Requirements: Work through the material below and count the lines holding the word "value"; give that count and nothing more.

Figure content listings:
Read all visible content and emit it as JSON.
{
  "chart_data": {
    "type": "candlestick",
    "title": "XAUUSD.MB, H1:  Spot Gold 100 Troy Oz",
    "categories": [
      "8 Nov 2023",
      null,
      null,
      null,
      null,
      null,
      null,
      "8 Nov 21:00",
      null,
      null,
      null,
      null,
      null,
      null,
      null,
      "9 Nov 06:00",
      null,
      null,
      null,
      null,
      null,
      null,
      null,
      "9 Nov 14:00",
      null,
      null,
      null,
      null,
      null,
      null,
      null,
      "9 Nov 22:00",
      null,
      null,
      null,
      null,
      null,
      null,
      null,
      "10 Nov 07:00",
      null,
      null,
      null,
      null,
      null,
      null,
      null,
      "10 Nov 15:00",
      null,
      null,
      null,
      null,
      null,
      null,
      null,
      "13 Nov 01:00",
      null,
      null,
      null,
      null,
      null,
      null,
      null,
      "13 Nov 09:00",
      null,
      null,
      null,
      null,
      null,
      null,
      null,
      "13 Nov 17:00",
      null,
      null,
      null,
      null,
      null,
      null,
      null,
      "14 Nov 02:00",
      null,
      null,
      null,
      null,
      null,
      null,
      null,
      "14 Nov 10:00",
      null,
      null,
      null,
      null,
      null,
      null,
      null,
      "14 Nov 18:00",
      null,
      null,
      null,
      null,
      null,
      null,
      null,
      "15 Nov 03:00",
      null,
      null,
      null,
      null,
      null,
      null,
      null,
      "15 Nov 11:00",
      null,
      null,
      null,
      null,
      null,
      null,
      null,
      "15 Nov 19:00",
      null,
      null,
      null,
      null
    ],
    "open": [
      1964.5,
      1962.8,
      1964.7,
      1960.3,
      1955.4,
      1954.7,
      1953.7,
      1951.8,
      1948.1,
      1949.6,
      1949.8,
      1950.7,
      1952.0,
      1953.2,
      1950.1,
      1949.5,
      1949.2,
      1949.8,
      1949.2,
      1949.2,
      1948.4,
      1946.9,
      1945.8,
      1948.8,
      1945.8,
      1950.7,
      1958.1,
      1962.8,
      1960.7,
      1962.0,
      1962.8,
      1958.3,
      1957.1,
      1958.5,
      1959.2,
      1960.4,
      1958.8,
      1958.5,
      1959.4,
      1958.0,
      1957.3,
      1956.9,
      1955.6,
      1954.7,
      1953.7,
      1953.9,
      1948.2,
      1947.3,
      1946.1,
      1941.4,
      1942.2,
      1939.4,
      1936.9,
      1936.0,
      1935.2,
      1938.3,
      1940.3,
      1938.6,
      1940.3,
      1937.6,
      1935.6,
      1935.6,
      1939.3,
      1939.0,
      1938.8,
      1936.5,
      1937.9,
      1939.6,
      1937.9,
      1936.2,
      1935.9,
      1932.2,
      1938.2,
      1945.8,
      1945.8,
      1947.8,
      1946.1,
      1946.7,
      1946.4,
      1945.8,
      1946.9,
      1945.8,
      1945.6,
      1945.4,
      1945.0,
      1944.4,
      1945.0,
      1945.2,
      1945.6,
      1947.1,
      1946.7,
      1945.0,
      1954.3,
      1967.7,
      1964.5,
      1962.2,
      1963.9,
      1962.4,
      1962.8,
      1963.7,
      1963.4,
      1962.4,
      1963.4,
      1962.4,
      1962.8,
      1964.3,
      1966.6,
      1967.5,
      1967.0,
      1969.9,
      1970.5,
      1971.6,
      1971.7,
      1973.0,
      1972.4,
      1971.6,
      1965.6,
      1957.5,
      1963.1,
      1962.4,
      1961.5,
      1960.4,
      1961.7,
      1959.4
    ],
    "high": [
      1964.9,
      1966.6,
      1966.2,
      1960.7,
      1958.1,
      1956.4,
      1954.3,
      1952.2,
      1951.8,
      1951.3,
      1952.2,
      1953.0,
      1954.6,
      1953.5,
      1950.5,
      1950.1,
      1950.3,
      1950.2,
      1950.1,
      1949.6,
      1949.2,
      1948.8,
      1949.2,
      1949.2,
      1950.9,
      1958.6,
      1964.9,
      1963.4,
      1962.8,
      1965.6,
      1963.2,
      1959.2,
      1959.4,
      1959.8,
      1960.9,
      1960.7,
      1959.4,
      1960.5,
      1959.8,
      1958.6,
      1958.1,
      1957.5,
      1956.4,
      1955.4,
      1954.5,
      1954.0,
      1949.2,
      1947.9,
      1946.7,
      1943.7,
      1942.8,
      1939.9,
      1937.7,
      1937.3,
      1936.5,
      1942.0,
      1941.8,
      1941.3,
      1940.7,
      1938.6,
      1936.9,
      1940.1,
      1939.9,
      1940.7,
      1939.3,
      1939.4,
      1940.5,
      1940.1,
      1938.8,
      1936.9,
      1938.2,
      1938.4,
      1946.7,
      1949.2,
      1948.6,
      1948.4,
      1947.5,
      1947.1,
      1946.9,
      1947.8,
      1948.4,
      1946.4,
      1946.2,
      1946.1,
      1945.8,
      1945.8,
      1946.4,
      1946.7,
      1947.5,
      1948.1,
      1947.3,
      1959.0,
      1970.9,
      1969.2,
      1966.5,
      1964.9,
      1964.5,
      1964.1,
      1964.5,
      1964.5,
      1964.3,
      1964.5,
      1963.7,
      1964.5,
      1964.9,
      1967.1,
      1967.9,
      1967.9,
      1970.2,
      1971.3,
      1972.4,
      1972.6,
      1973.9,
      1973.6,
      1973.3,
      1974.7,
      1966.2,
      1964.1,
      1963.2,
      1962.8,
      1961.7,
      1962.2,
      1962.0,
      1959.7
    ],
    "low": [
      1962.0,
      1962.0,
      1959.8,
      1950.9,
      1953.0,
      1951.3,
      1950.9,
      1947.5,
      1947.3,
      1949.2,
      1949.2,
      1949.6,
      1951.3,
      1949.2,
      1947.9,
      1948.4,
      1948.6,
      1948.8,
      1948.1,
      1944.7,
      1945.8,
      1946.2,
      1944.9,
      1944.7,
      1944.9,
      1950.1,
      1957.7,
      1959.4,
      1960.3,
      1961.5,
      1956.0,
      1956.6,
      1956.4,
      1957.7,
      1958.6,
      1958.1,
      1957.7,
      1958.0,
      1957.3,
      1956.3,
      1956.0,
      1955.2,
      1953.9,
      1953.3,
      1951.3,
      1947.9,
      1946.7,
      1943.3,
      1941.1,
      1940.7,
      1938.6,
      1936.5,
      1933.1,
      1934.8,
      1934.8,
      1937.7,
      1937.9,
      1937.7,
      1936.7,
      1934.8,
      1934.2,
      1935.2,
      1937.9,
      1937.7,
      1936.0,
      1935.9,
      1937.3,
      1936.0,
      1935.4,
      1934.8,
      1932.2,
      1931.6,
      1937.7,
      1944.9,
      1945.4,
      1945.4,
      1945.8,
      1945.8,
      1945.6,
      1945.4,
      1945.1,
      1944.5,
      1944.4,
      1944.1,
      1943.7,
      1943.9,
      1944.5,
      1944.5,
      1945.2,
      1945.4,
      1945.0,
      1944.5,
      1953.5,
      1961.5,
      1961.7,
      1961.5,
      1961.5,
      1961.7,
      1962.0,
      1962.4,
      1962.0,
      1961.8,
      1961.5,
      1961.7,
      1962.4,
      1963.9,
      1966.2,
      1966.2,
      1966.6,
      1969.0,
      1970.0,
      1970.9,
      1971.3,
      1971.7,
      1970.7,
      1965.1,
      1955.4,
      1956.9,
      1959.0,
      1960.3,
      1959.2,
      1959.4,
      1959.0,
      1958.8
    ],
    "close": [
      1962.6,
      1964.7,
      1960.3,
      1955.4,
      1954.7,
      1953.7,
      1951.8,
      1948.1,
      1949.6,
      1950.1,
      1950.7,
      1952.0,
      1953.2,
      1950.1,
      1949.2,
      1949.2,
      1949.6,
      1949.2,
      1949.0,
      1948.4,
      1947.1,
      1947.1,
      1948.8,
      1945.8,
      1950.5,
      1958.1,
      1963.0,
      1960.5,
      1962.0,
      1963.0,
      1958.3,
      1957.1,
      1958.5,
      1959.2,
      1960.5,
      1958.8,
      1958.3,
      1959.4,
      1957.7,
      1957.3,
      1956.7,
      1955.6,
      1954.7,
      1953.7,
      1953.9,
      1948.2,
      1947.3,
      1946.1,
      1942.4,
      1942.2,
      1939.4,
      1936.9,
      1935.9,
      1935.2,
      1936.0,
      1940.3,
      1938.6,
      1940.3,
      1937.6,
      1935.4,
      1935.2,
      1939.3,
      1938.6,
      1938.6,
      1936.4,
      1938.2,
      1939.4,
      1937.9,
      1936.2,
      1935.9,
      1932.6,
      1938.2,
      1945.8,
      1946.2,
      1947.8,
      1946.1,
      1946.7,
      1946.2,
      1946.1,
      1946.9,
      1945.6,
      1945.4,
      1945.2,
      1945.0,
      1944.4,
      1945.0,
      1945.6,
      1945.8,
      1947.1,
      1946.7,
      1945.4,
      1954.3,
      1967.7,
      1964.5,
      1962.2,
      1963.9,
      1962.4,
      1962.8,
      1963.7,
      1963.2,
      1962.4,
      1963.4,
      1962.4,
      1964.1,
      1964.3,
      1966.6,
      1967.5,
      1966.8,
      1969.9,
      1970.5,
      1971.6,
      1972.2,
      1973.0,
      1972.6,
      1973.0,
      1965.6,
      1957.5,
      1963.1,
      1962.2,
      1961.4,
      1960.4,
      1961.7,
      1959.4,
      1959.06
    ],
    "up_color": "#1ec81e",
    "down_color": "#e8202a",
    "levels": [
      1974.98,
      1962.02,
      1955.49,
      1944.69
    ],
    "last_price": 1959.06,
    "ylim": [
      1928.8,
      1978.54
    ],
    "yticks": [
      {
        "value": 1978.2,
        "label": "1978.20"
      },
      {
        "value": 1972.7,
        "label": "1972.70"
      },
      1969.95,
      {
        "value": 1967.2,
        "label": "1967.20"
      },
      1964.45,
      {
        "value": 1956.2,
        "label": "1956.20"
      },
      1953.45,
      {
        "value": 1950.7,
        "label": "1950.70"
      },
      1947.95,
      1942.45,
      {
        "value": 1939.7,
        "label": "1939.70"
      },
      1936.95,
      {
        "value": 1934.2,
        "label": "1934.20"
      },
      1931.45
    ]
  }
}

Reply to the task: 7